■ DATA ENTRIES
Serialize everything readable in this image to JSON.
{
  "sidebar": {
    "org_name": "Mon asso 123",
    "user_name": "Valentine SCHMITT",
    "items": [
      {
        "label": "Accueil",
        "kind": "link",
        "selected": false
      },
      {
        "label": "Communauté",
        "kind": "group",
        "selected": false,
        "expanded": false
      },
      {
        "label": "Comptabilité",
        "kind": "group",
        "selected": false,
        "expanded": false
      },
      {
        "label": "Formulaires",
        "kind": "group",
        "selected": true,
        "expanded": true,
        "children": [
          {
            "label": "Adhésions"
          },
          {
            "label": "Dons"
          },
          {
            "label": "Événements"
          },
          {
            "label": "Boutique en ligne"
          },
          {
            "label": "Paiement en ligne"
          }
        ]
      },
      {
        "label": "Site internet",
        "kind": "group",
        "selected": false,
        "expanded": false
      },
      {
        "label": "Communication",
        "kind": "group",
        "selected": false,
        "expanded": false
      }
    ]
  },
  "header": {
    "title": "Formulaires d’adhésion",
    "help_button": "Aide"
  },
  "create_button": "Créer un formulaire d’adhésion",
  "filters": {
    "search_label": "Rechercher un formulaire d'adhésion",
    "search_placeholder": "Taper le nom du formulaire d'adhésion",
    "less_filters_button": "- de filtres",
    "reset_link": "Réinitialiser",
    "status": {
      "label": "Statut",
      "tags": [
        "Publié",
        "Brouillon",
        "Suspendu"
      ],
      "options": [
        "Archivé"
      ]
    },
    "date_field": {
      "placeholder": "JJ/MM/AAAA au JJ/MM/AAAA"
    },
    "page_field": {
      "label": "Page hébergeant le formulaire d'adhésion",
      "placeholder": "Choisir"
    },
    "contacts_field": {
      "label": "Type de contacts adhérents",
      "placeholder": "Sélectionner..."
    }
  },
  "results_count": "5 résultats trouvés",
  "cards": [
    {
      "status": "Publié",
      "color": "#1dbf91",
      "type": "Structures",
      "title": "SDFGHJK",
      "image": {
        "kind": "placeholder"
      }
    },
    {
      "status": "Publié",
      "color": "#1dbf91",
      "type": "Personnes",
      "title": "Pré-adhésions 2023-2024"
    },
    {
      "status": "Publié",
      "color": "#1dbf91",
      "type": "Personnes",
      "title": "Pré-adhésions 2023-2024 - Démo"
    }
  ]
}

■ WRITTEN TASK
Reproduce the material above without altering a single character.

■ ANSWER
Serialize everything readable in this image to JSON.
{
  "sidebar": {
    "org_name": "Mon asso 123",
    "user_name": "Valentine SCHMITT",
    "items": [
      {
        "label": "Accueil",
        "kind": "link",
        "selected": false
      },
      {
        "label": "Communauté",
        "kind": "group",
        "selected": false,
        "expanded": false
      },
      {
        "label": "Comptabilité",
        "kind": "group",
        "selected": false,
        "expanded": false
      },
      {
        "label": "Formulaires",
        "kind": "group",
        "selected": true,
        "expanded": true,
        "children": [
          {
            "label": "Adhésions"
          },
          {
            "label": "Dons"
          },
          {
            "label": "Événements"
          },
          {
            "label": "Boutique en ligne"
          },
          {
            "label": "Paiement en ligne"
          }
        ]
      },
      {
        "label": "Site internet",
        "kind": "group",
        "selected": false,
        "expanded": false
      },
      {
        "label": "Communication",
        "kind": "group",
        "selected": false,
        "expanded": false
      }
    ]
  },
  "header": {
    "title": "Formulaires d’adhésion",
    "help_button": "Aide"
  },
  "create_button": "Créer un formulaire d’adhésion",
  "filters": {
    "search_label": "Rechercher un formulaire d'adhésion",
    "search_placeholder": "Taper le nom du formulaire d'adhésion",
    "less_filters_button": "- de filtres",
    "reset_link": "Réinitialiser",
    "status": {
      "label": "Statut",
      "tags": [
        "Publié",
        "Brouillon",
        "Suspendu"
      ],
      "options": [
        "Archivé"
      ]
    },
    "date_field": {
      "placeholder": "JJ/MM/AAAA au JJ/MM/AAAA"
    },
    "page_field": {
      "label": "Page hébergeant le formulaire d'adhésion",
      "placeholder": "Choisir"
    },
    "contacts_field": {
      "label": "Type de contacts adhérents",
      "placeholder": "Sélectionner..."
    }
  },
  "results_count": "5 résultats trouvés",
  "cards": [
    {
      "status": "Publié",
      "color": "#1dbf91",
      "type": "Structures",
      "title": "SDFGHJK",
      "image": {
        "kind": "placeholder"
      }
    },
    {
      "status": "Publié",
      "color": "#1dbf91",
      "type": "Personnes",
      "title": "Pré-adhésions 2023-2024"
    },
    {
      "status": "Publié",
      "color": "#1dbf91",
      "type": "Personnes",
      "title": "Pré-adhésions 2023-2024 - Démo"
    }
  ]
}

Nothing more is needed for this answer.